GOAL
Can you output the material exactly as written, minus any pictures it holds?

SUPPLIED DATA

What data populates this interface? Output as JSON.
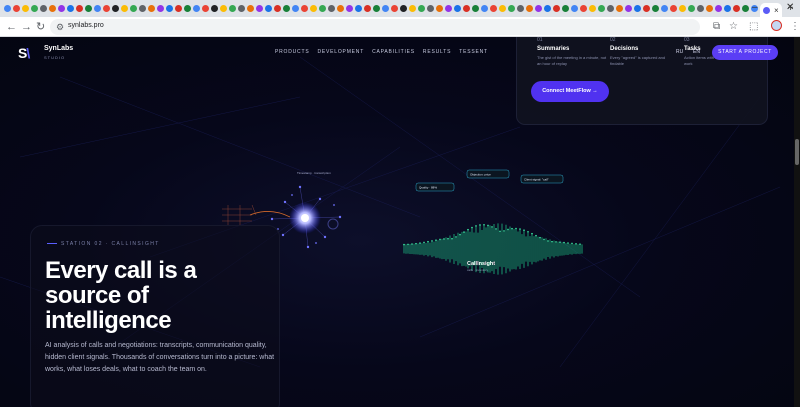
{
  "browser": {
    "url": "synlabs.pro",
    "tab_close": "×",
    "new_tab": "+",
    "window_minimize": "–",
    "window_close": "✕",
    "tab_favicon_colors": [
      "#4285f4",
      "#ea4335",
      "#fbbc05",
      "#34a853",
      "#5f6368",
      "#e8710a",
      "#9334e6",
      "#1a73e8",
      "#d93025",
      "#188038",
      "#4285f4",
      "#ea4335",
      "#202124",
      "#fbbc05",
      "#34a853",
      "#5f6368",
      "#e8710a",
      "#9334e6",
      "#1a73e8",
      "#d93025",
      "#188038",
      "#4285f4",
      "#ea4335",
      "#202124",
      "#fbbc05",
      "#34a853",
      "#5f6368",
      "#e8710a",
      "#9334e6",
      "#1a73e8",
      "#d93025",
      "#188038",
      "#4285f4",
      "#ea4335",
      "#fbbc05",
      "#34a853",
      "#5f6368",
      "#e8710a",
      "#9334e6",
      "#1a73e8",
      "#d93025",
      "#188038",
      "#4285f4",
      "#ea4335",
      "#202124",
      "#fbbc05",
      "#34a853",
      "#5f6368",
      "#e8710a",
      "#9334e6",
      "#1a73e8",
      "#d93025",
      "#188038",
      "#4285f4",
      "#ea4335",
      "#fbbc05",
      "#34a853",
      "#5f6368",
      "#e8710a",
      "#9334e6",
      "#1a73e8",
      "#d93025",
      "#188038",
      "#4285f4",
      "#ea4335",
      "#fbbc05",
      "#34a853",
      "#5f6368",
      "#e8710a",
      "#9334e6",
      "#1a73e8",
      "#d93025",
      "#188038",
      "#4285f4",
      "#ea4335",
      "#fbbc05",
      "#34a853",
      "#5f6368",
      "#e8710a",
      "#9334e6",
      "#1a73e8",
      "#d93025",
      "#188038",
      "#4285f4"
    ]
  },
  "site": {
    "logo_mark": "S",
    "logo_mark_accent": "\\",
    "name": "SynLabs",
    "sub": "STUDIO",
    "nav": [
      "PRODUCTS",
      "DEVELOPMENT",
      "CAPABILITIES",
      "RESULTS",
      "TESSENT"
    ],
    "lang": [
      "RU",
      "EN"
    ],
    "cta": "START A PROJECT",
    "accent_color": "#5b3ef5"
  },
  "feature_card": {
    "items": [
      {
        "num": "01",
        "title": "Summaries",
        "desc": "The gist of the meeting in a minute, not an hour of replay"
      },
      {
        "num": "02",
        "title": "Decisions",
        "desc": "Every \"agreed\" is captured and findable"
      },
      {
        "num": "03",
        "title": "Tasks",
        "desc": "Action items with owners straight to work"
      }
    ],
    "button": "Connect MeetFlow →"
  },
  "viz": {
    "labels": [
      "Timestamp · transcription",
      "Quality · 88%",
      "Objection: price",
      "Client signal: \"call\"",
      "CallInsight",
      "calls · inventory"
    ]
  },
  "hero": {
    "station": "STATION 02 · CALLINSIGHT",
    "title": "Every call is a source of intelligence",
    "description": "AI analysis of calls and negotiations: transcripts, communication quality, hidden client signals. Thousands of conversations turn into a picture: what works, what loses deals, what to coach the team on."
  }
}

EXERCISE SOLUTION
What data populates this interface? Output as JSON.
{
  "browser": {
    "url": "synlabs.pro",
    "tab_close": "×",
    "new_tab": "+",
    "window_minimize": "–",
    "window_close": "✕",
    "tab_favicon_colors": [
      "#4285f4",
      "#ea4335",
      "#fbbc05",
      "#34a853",
      "#5f6368",
      "#e8710a",
      "#9334e6",
      "#1a73e8",
      "#d93025",
      "#188038",
      "#4285f4",
      "#ea4335",
      "#202124",
      "#fbbc05",
      "#34a853",
      "#5f6368",
      "#e8710a",
      "#9334e6",
      "#1a73e8",
      "#d93025",
      "#188038",
      "#4285f4",
      "#ea4335",
      "#202124",
      "#fbbc05",
      "#34a853",
      "#5f6368",
      "#e8710a",
      "#9334e6",
      "#1a73e8",
      "#d93025",
      "#188038",
      "#4285f4",
      "#ea4335",
      "#fbbc05",
      "#34a853",
      "#5f6368",
      "#e8710a",
      "#9334e6",
      "#1a73e8",
      "#d93025",
      "#188038",
      "#4285f4",
      "#ea4335",
      "#202124",
      "#fbbc05",
      "#34a853",
      "#5f6368",
      "#e8710a",
      "#9334e6",
      "#1a73e8",
      "#d93025",
      "#188038",
      "#4285f4",
      "#ea4335",
      "#fbbc05",
      "#34a853",
      "#5f6368",
      "#e8710a",
      "#9334e6",
      "#1a73e8",
      "#d93025",
      "#188038",
      "#4285f4",
      "#ea4335",
      "#fbbc05",
      "#34a853",
      "#5f6368",
      "#e8710a",
      "#9334e6",
      "#1a73e8",
      "#d93025",
      "#188038",
      "#4285f4",
      "#ea4335",
      "#fbbc05",
      "#34a853",
      "#5f6368",
      "#e8710a",
      "#9334e6",
      "#1a73e8",
      "#d93025",
      "#188038",
      "#4285f4"
    ]
  },
  "site": {
    "logo_mark": "S",
    "logo_mark_accent": "\\",
    "name": "SynLabs",
    "sub": "STUDIO",
    "nav": [
      "PRODUCTS",
      "DEVELOPMENT",
      "CAPABILITIES",
      "RESULTS",
      "TESSENT"
    ],
    "lang": [
      "RU",
      "EN"
    ],
    "cta": "START A PROJECT",
    "accent_color": "#5b3ef5"
  },
  "feature_card": {
    "items": [
      {
        "num": "01",
        "title": "Summaries",
        "desc": "The gist of the meeting in a minute, not an hour of replay"
      },
      {
        "num": "02",
        "title": "Decisions",
        "desc": "Every \"agreed\" is captured and findable"
      },
      {
        "num": "03",
        "title": "Tasks",
        "desc": "Action items with owners straight to work"
      }
    ],
    "button": "Connect MeetFlow →"
  },
  "viz": {
    "labels": [
      "Timestamp · transcription",
      "Quality · 88%",
      "Objection: price",
      "Client signal: \"call\"",
      "CallInsight",
      "calls · inventory"
    ]
  },
  "hero": {
    "station": "STATION 02 · CALLINSIGHT",
    "title": "Every call is a source of intelligence",
    "description": "AI analysis of calls and negotiations: transcripts, communication quality, hidden client signals. Thousands of conversations turn into a picture: what works, what loses deals, what to coach the team on."
  }
}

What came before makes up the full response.